++++ Entries shown

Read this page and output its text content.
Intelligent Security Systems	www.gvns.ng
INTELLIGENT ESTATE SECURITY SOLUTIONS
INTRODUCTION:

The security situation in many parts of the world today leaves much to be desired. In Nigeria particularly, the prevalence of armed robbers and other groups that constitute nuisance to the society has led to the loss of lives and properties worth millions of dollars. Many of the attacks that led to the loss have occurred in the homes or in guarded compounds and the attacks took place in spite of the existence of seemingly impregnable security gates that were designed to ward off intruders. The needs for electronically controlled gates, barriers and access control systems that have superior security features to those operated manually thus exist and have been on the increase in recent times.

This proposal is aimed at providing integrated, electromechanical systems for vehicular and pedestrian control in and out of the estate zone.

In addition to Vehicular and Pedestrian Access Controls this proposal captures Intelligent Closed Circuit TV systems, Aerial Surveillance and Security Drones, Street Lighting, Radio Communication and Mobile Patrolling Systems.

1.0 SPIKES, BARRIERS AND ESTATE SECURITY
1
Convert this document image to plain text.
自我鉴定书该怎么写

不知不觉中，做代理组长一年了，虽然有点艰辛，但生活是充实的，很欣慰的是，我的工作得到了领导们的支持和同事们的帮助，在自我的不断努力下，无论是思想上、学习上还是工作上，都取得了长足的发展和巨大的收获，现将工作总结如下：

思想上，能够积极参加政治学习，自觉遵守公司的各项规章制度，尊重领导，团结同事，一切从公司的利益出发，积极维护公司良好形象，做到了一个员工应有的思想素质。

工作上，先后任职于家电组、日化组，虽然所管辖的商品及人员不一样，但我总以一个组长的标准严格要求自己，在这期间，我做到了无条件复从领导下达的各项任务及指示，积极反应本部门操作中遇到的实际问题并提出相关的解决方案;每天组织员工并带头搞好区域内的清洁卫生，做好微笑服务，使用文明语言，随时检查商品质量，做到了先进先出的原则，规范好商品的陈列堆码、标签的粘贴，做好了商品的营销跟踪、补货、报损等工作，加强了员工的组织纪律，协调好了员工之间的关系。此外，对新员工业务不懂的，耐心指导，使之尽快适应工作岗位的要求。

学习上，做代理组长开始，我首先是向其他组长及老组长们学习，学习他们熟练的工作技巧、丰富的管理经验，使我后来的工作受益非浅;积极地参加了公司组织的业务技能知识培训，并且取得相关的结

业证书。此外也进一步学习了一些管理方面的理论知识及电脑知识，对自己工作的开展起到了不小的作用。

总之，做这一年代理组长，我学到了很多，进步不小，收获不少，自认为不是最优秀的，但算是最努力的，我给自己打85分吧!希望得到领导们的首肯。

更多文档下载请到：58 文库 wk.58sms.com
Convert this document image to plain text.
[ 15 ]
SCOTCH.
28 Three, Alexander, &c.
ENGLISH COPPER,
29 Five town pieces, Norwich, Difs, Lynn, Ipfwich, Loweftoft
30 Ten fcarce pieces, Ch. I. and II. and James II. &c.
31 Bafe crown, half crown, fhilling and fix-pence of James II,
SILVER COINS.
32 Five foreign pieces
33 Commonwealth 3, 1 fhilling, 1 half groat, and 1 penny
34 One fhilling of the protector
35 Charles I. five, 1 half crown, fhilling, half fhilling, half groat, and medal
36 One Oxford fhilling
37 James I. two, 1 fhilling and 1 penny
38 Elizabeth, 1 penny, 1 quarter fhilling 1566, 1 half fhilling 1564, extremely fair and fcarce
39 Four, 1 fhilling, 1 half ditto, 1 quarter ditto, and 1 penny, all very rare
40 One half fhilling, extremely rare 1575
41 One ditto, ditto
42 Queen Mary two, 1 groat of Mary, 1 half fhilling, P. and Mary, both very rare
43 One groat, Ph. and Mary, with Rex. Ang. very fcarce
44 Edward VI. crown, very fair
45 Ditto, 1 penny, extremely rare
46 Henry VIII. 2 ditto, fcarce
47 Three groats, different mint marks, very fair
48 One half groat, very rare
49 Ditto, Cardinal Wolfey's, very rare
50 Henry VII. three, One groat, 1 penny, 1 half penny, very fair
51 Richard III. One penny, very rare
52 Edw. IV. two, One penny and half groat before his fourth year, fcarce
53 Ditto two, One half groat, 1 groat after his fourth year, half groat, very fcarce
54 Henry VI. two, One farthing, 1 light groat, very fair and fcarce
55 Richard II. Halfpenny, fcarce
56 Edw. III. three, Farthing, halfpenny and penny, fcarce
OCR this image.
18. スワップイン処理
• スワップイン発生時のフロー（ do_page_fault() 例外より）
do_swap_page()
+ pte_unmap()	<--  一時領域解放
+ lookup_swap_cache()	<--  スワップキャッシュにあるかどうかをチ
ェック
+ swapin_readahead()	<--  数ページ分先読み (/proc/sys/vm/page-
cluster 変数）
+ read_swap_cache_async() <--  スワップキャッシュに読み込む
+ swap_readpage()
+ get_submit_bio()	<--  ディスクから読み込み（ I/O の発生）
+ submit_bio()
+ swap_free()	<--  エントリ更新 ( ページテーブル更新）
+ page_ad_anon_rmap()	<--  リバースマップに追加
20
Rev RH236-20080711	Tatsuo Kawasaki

++++++++

(Requirements) Nothing may be left out: return each entry exactly as it reads.

(Expected answer)
Read this page and output its text content.
Intelligent Security Systems	www.gvns.ng
INTELLIGENT ESTATE SECURITY SOLUTIONS
INTRODUCTION:

The security situation in many parts of the world today leaves much to be desired. In Nigeria particularly, the prevalence of armed robbers and other groups that constitute nuisance to the society has led to the loss of lives and properties worth millions of dollars. Many of the attacks that led to the loss have occurred in the homes or in guarded compounds and the attacks took place in spite of the existence of seemingly impregnable security gates that were designed to ward off intruders. The needs for electronically controlled gates, barriers and access control systems that have superior security features to those operated manually thus exist and have been on the increase in recent times.

This proposal is aimed at providing integrated, electromechanical systems for vehicular and pedestrian control in and out of the estate zone.

In addition to Vehicular and Pedestrian Access Controls this proposal captures Intelligent Closed Circuit TV systems, Aerial Surveillance and Security Drones, Street Lighting, Radio Communication and Mobile Patrolling Systems.

1.0 SPIKES, BARRIERS AND ESTATE SECURITY
1
Convert this document image to plain text.
自我鉴定书该怎么写

不知不觉中，做代理组长一年了，虽然有点艰辛，但生活是充实的，很欣慰的是，我的工作得到了领导们的支持和同事们的帮助，在自我的不断努力下，无论是思想上、学习上还是工作上，都取得了长足的发展和巨大的收获，现将工作总结如下：

思想上，能够积极参加政治学习，自觉遵守公司的各项规章制度，尊重领导，团结同事，一切从公司的利益出发，积极维护公司良好形象，做到了一个员工应有的思想素质。

工作上，先后任职于家电组、日化组，虽然所管辖的商品及人员不一样，但我总以一个组长的标准严格要求自己，在这期间，我做到了无条件复从领导下达的各项任务及指示，积极反应本部门操作中遇到的实际问题并提出相关的解决方案;每天组织员工并带头搞好区域内的清洁卫生，做好微笑服务，使用文明语言，随时检查商品质量，做到了先进先出的原则，规范好商品的陈列堆码、标签的粘贴，做好了商品的营销跟踪、补货、报损等工作，加强了员工的组织纪律，协调好了员工之间的关系。此外，对新员工业务不懂的，耐心指导，使之尽快适应工作岗位的要求。

学习上，做代理组长开始，我首先是向其他组长及老组长们学习，学习他们熟练的工作技巧、丰富的管理经验，使我后来的工作受益非浅;积极地参加了公司组织的业务技能知识培训，并且取得相关的结

业证书。此外也进一步学习了一些管理方面的理论知识及电脑知识，对自己工作的开展起到了不小的作用。

总之，做这一年代理组长，我学到了很多，进步不小，收获不少，自认为不是最优秀的，但算是最努力的，我给自己打85分吧!希望得到领导们的首肯。

更多文档下载请到：58 文库 wk.58sms.com
Convert this document image to plain text.
[ 15 ]
SCOTCH.
28 Three, Alexander, &c.
ENGLISH COPPER,
29 Five town pieces, Norwich, Difs, Lynn, Ipfwich, Loweftoft
30 Ten fcarce pieces, Ch. I. and II. and James II. &c.
31 Bafe crown, half crown, fhilling and fix-pence of James II,
SILVER COINS.
32 Five foreign pieces
33 Commonwealth 3, 1 fhilling, 1 half groat, and 1 penny
34 One fhilling of the protector
35 Charles I. five, 1 half crown, fhilling, half fhilling, half groat, and medal
36 One Oxford fhilling
37 James I. two, 1 fhilling and 1 penny
38 Elizabeth, 1 penny, 1 quarter fhilling 1566, 1 half fhilling 1564, extremely fair and fcarce
39 Four, 1 fhilling, 1 half ditto, 1 quarter ditto, and 1 penny, all very rare
40 One half fhilling, extremely rare 1575
41 One ditto, ditto
42 Queen Mary two, 1 groat of Mary, 1 half fhilling, P. and Mary, both very rare
43 One groat, Ph. and Mary, with Rex. Ang. very fcarce
44 Edward VI. crown, very fair
45 Ditto, 1 penny, extremely rare
46 Henry VIII. 2 ditto, fcarce
47 Three groats, different mint marks, very fair
48 One half groat, very rare
49 Ditto, Cardinal Wolfey's, very rare
50 Henry VII. three, One groat, 1 penny, 1 half penny, very fair
51 Richard III. One penny, very rare
52 Edw. IV. two, One penny and half groat before his fourth year, fcarce
53 Ditto two, One half groat, 1 groat after his fourth year, half groat, very fcarce
54 Henry VI. two, One farthing, 1 light groat, very fair and fcarce
55 Richard II. Halfpenny, fcarce
56 Edw. III. three, Farthing, halfpenny and penny, fcarce
OCR this image.
18. スワップイン処理
• スワップイン発生時のフロー（ do_page_fault() 例外より）
do_swap_page()
+ pte_unmap()	<--  一時領域解放
+ lookup_swap_cache()	<--  スワップキャッシュにあるかどうかをチ
ェック
+ swapin_readahead()	<--  数ページ分先読み (/proc/sys/vm/page-
cluster 変数）
+ read_swap_cache_async() <--  スワップキャッシュに読み込む
+ swap_readpage()
+ get_submit_bio()	<--  ディスクから読み込み（ I/O の発生）
+ submit_bio()
+ swap_free()	<--  エントリ更新 ( ページテーブル更新）
+ page_ad_anon_rmap()	<--  リバースマップに追加
20
Rev RH236-20080711	Tatsuo Kawasaki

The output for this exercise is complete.